[Stored items]
● ● ● ● ● ● ●
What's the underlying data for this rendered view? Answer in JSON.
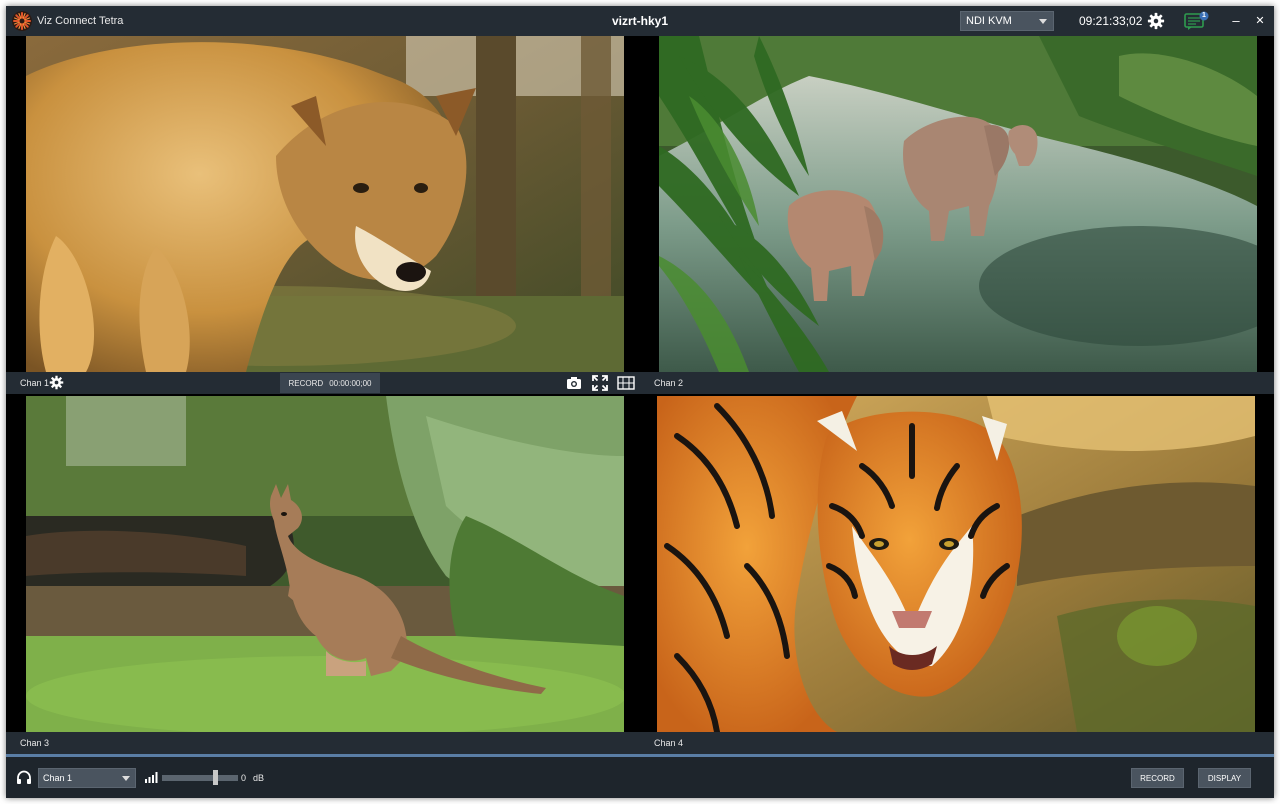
{
  "app": {
    "name": "Viz Connect Tetra",
    "window_title": "vizrt-hky1",
    "source": "NDI KVM",
    "timecode": "09:21:33;02",
    "notification_count": "1",
    "minimize": "‒",
    "close": "✕"
  },
  "channels": [
    {
      "label": "Chan 1",
      "content": "wolf"
    },
    {
      "label": "Chan 2",
      "content": "elephants"
    },
    {
      "label": "Chan 3",
      "content": "kangaroo"
    },
    {
      "label": "Chan 4",
      "content": "tiger"
    }
  ],
  "chan1_controls": {
    "record_label": "RECORD",
    "record_time": "00:00:00;00"
  },
  "footer": {
    "audio_channel": "Chan 1",
    "volume_value": "0",
    "volume_unit": "dB",
    "volume_level": 0.7,
    "record_label": "RECORD",
    "display_label": "DISPLAY"
  },
  "colors": {
    "bar": "#242c34",
    "accent_blue": "#5a7ea6",
    "notification_green": "#2e9c4f",
    "logo_orange": "#e2552a"
  }
}
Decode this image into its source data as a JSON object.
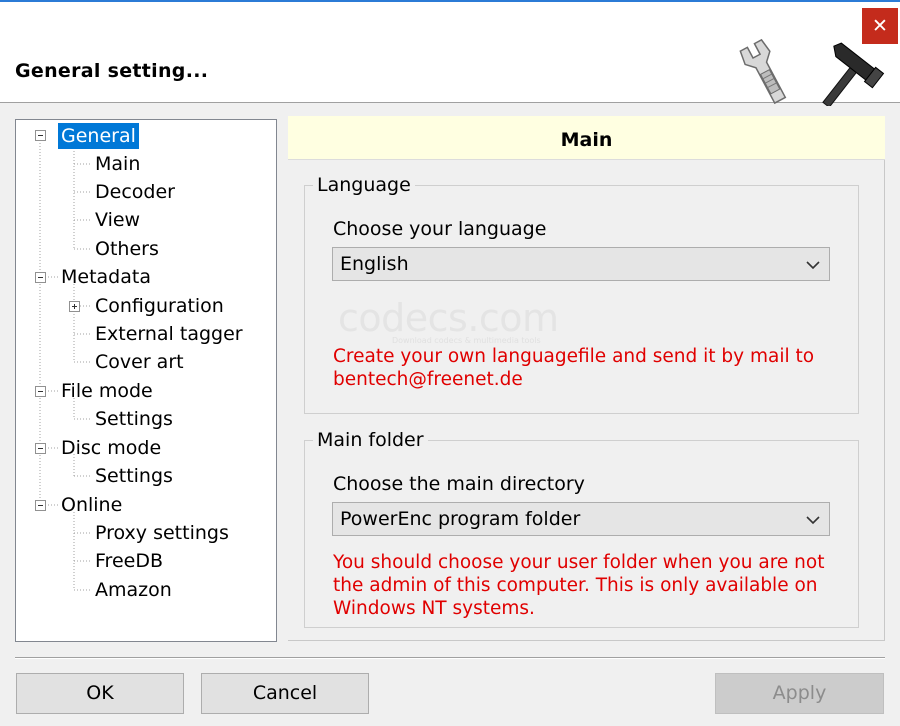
{
  "window": {
    "title": "General setting...",
    "close_glyph": "✕"
  },
  "tree": {
    "items": [
      {
        "label": "General",
        "level": 0,
        "expander": "minus",
        "selected": true
      },
      {
        "label": "Main",
        "level": 1
      },
      {
        "label": "Decoder",
        "level": 1
      },
      {
        "label": "View",
        "level": 1
      },
      {
        "label": "Others",
        "level": 1
      },
      {
        "label": "Metadata",
        "level": 0,
        "expander": "minus"
      },
      {
        "label": "Configuration",
        "level": 1,
        "expander": "plus"
      },
      {
        "label": "External tagger",
        "level": 1
      },
      {
        "label": "Cover art",
        "level": 1
      },
      {
        "label": "File mode",
        "level": 0,
        "expander": "minus"
      },
      {
        "label": "Settings",
        "level": 1
      },
      {
        "label": "Disc mode",
        "level": 0,
        "expander": "minus"
      },
      {
        "label": "Settings",
        "level": 1
      },
      {
        "label": "Online",
        "level": 0,
        "expander": "minus"
      },
      {
        "label": "Proxy settings",
        "level": 1
      },
      {
        "label": "FreeDB",
        "level": 1
      },
      {
        "label": "Amazon",
        "level": 1
      }
    ]
  },
  "panel": {
    "title": "Main",
    "language": {
      "group_title": "Language",
      "label": "Choose your language",
      "selected": "English",
      "note": "Create your own languagefile and send it by mail to bentech@freenet.de"
    },
    "main_folder": {
      "group_title": "Main folder",
      "label": "Choose the main directory",
      "selected": "PowerEnc program folder",
      "note": "You should choose your user folder when you are not the admin of this computer. This is only available on Windows NT systems."
    }
  },
  "watermark": {
    "text": "codecs.com",
    "subtext": "Download codecs & multimedia tools"
  },
  "buttons": {
    "ok": "OK",
    "cancel": "Cancel",
    "apply": "Apply"
  },
  "colors": {
    "accent": "#0078d7",
    "warning": "#e00000",
    "close": "#c42b1c",
    "panel_header": "#ffffe1"
  },
  "icons": {
    "logo": "wrench-hammer-icon",
    "dropdown": "chevron-down-icon",
    "expand": "minus-box-icon",
    "collapse": "plus-box-icon"
  }
}
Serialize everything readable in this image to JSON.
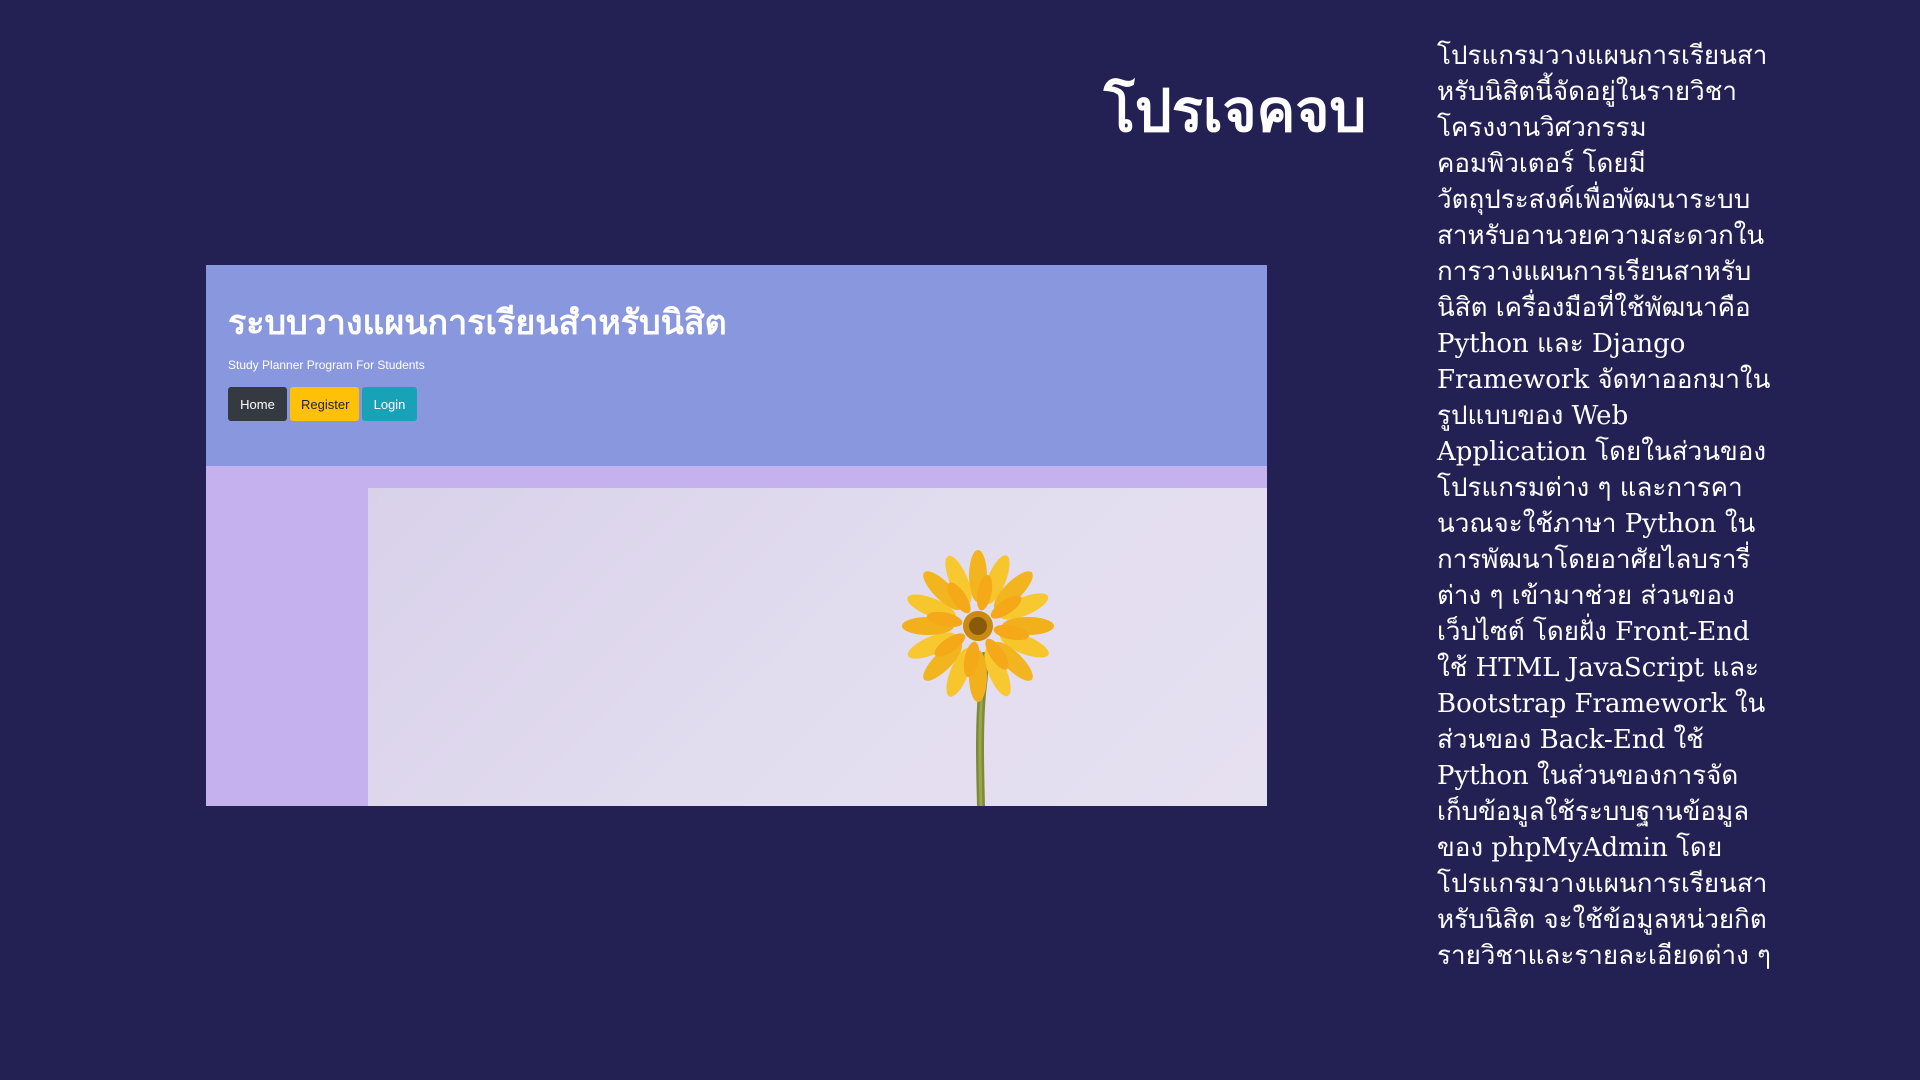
{
  "slide": {
    "title": "โปรเจคจบ",
    "description_lines": [
      "โปรแกรมวางแผนการเรียนสา",
      "หรับนิสิตนี้จัดอยู่ในรายวิชา",
      "โครงงานวิศวกรรม",
      "คอมพิวเตอร์ โดยมี",
      "วัตถุประสงค์เพื่อพัฒนาระบบ",
      "สาหรับอานวยความสะดวกใน",
      "การวางแผนการเรียนสาหรับ",
      "นิสิต เครื่องมือที่ใช้พัฒนาคือ",
      "Python และ Django",
      "Framework จัดทาออกมาใน",
      "รูปแบบของ Web",
      "Application โดยในส่วนของ",
      "โปรแกรมต่าง ๆ และการคา",
      "นวณจะใช้ภาษา Python ใน",
      "การพัฒนาโดยอาศัยไลบรารี่",
      "ต่าง ๆ เข้ามาช่วย ส่วนของ",
      "เว็บไซต์ โดยฝั่ง Front-End",
      "ใช้ HTML JavaScript และ",
      "Bootstrap Framework ใน",
      "ส่วนของ Back-End ใช้",
      "Python ในส่วนของการจัด",
      "เก็บข้อมูลใช้ระบบฐานข้อมูล",
      "ของ phpMyAdmin โดย",
      "โปรแกรมวางแผนการเรียนสา",
      "หรับนิสิต จะใช้ข้อมูลหน่วยกิต",
      "รายวิชาและรายละเอียดต่าง ๆ"
    ]
  },
  "app_screenshot": {
    "site_title": "ระบบวางแผนการเรียนสำหรับนิสิต",
    "site_subtitle": "Study Planner Program For Students",
    "nav": {
      "home_label": "Home",
      "register_label": "Register",
      "login_label": "Login"
    },
    "hero_image": "yellow-flower-photo"
  },
  "colors": {
    "background": "#232154",
    "header": "#8997de",
    "page_body": "#c4b1ee",
    "home_button": "#343a40",
    "register_button": "#ffc107",
    "login_button": "#17a2b8"
  }
}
● ● ● ● ● ● ●
Task prompt - Produce an exact copy of the lines from the line containing "Serialize everything readable" through the last line of the records, with no pictures and no other text.

Exercise answer -
Serialize everything readable in this image to JSON.
{
  "slide": {
    "title": "โปรเจคจบ",
    "description_lines": [
      "โปรแกรมวางแผนการเรียนสา",
      "หรับนิสิตนี้จัดอยู่ในรายวิชา",
      "โครงงานวิศวกรรม",
      "คอมพิวเตอร์ โดยมี",
      "วัตถุประสงค์เพื่อพัฒนาระบบ",
      "สาหรับอานวยความสะดวกใน",
      "การวางแผนการเรียนสาหรับ",
      "นิสิต เครื่องมือที่ใช้พัฒนาคือ",
      "Python และ Django",
      "Framework จัดทาออกมาใน",
      "รูปแบบของ Web",
      "Application โดยในส่วนของ",
      "โปรแกรมต่าง ๆ และการคา",
      "นวณจะใช้ภาษา Python ใน",
      "การพัฒนาโดยอาศัยไลบรารี่",
      "ต่าง ๆ เข้ามาช่วย ส่วนของ",
      "เว็บไซต์ โดยฝั่ง Front-End",
      "ใช้ HTML JavaScript และ",
      "Bootstrap Framework ใน",
      "ส่วนของ Back-End ใช้",
      "Python ในส่วนของการจัด",
      "เก็บข้อมูลใช้ระบบฐานข้อมูล",
      "ของ phpMyAdmin โดย",
      "โปรแกรมวางแผนการเรียนสา",
      "หรับนิสิต จะใช้ข้อมูลหน่วยกิต",
      "รายวิชาและรายละเอียดต่าง ๆ"
    ]
  },
  "app_screenshot": {
    "site_title": "ระบบวางแผนการเรียนสำหรับนิสิต",
    "site_subtitle": "Study Planner Program For Students",
    "nav": {
      "home_label": "Home",
      "register_label": "Register",
      "login_label": "Login"
    },
    "hero_image": "yellow-flower-photo"
  },
  "colors": {
    "background": "#232154",
    "header": "#8997de",
    "page_body": "#c4b1ee",
    "home_button": "#343a40",
    "register_button": "#ffc107",
    "login_button": "#17a2b8"
  }
}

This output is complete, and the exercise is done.